» Aim of the exercise: Extract all lines that hold "JSON" from the records below.

» Extracted data:
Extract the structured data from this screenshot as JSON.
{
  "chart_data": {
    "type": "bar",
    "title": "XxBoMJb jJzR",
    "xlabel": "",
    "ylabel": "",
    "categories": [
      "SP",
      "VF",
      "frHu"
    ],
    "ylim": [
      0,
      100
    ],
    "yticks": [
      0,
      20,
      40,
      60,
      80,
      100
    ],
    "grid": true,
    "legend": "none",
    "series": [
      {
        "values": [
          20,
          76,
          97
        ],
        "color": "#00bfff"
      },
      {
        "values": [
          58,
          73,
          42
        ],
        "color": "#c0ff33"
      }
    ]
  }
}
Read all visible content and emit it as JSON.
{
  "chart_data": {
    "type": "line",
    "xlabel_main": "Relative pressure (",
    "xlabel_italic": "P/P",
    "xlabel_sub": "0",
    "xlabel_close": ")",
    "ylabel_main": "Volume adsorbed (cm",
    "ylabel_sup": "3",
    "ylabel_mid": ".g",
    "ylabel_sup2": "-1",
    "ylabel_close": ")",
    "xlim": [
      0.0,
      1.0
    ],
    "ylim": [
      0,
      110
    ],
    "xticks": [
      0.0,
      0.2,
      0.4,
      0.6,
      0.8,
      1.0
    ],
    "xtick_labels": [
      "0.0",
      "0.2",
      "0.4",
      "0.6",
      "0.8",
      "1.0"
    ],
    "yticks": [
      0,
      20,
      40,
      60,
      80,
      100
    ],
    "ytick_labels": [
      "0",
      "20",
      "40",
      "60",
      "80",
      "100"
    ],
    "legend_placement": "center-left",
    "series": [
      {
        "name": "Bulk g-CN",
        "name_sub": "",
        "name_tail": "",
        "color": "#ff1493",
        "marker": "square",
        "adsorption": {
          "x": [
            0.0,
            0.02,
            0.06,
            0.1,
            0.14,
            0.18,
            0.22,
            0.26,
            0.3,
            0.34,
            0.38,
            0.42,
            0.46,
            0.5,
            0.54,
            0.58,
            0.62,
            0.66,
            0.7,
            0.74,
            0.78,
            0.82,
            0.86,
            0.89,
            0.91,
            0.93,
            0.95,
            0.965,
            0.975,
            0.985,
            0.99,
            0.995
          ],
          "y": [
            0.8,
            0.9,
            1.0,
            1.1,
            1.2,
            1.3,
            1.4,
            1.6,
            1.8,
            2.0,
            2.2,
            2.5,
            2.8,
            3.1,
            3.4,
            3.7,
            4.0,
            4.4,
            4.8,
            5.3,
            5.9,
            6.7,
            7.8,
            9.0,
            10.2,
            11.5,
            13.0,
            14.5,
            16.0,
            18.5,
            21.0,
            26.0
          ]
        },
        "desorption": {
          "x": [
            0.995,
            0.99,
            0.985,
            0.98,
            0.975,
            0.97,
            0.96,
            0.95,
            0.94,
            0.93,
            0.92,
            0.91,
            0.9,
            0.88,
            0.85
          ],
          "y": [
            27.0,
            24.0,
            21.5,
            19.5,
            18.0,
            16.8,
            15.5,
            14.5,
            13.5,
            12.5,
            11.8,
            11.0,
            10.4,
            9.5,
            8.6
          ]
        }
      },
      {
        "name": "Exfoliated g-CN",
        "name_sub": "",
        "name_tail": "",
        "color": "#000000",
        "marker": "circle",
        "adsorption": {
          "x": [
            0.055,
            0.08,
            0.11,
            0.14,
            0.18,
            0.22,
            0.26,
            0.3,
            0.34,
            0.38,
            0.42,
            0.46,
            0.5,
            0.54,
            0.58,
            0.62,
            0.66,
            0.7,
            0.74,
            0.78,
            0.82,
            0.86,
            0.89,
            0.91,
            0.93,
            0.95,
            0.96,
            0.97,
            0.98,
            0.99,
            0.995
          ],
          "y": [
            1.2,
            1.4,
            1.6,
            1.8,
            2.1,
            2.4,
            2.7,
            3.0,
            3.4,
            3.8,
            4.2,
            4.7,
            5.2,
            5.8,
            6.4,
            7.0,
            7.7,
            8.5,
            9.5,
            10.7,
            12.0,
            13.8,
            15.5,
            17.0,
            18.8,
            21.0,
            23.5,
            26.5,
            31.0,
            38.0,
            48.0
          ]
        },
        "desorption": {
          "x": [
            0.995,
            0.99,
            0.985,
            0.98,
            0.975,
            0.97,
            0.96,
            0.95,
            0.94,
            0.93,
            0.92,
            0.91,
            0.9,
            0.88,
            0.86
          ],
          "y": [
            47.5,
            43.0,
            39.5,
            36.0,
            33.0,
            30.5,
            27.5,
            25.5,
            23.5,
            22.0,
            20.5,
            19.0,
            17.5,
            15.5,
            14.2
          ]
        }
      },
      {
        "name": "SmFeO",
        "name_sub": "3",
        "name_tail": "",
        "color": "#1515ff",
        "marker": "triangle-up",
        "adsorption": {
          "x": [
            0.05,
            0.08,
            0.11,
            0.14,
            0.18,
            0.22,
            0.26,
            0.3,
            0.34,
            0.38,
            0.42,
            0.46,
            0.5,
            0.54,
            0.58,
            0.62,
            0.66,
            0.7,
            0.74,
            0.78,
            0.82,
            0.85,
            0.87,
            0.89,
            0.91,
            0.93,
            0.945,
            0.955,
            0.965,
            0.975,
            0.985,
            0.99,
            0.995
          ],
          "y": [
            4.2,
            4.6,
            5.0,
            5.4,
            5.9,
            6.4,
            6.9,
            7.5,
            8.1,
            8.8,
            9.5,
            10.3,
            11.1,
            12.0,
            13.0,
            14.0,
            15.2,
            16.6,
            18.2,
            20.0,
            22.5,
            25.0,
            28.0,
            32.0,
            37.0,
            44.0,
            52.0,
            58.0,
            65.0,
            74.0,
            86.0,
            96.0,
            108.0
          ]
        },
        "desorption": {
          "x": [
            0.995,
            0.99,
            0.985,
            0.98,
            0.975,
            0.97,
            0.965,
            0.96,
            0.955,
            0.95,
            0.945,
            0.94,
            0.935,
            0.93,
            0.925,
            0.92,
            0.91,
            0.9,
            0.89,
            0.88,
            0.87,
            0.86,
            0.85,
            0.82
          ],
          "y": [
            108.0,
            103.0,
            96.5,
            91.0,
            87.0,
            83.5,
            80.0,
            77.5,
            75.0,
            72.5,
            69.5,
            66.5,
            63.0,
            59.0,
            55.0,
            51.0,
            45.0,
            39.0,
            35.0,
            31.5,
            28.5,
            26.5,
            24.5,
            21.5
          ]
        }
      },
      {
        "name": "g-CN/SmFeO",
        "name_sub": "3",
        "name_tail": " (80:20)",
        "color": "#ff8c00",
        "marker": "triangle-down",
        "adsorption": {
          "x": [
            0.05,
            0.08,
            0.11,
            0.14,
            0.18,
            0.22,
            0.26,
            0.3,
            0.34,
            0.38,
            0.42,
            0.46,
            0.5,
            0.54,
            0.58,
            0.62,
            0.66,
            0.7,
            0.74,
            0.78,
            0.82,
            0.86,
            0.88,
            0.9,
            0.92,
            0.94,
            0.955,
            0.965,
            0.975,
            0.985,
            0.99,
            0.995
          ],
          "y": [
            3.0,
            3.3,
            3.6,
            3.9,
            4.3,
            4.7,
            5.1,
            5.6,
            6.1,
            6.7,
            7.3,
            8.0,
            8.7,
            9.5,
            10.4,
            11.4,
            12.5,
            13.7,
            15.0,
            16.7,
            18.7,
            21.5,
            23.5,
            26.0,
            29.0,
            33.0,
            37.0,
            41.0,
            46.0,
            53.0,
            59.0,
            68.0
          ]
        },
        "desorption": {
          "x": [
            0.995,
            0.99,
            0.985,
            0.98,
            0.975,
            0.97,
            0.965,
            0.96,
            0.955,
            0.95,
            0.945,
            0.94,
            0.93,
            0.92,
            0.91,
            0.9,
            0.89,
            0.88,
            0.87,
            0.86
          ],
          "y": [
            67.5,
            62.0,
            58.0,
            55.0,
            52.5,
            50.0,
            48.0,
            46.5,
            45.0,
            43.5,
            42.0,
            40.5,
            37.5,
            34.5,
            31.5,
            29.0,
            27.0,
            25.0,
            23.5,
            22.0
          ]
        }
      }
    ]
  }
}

» Answer:
Extract the structured data from this screenshot as JSON.
Read all visible content and emit it as JSON.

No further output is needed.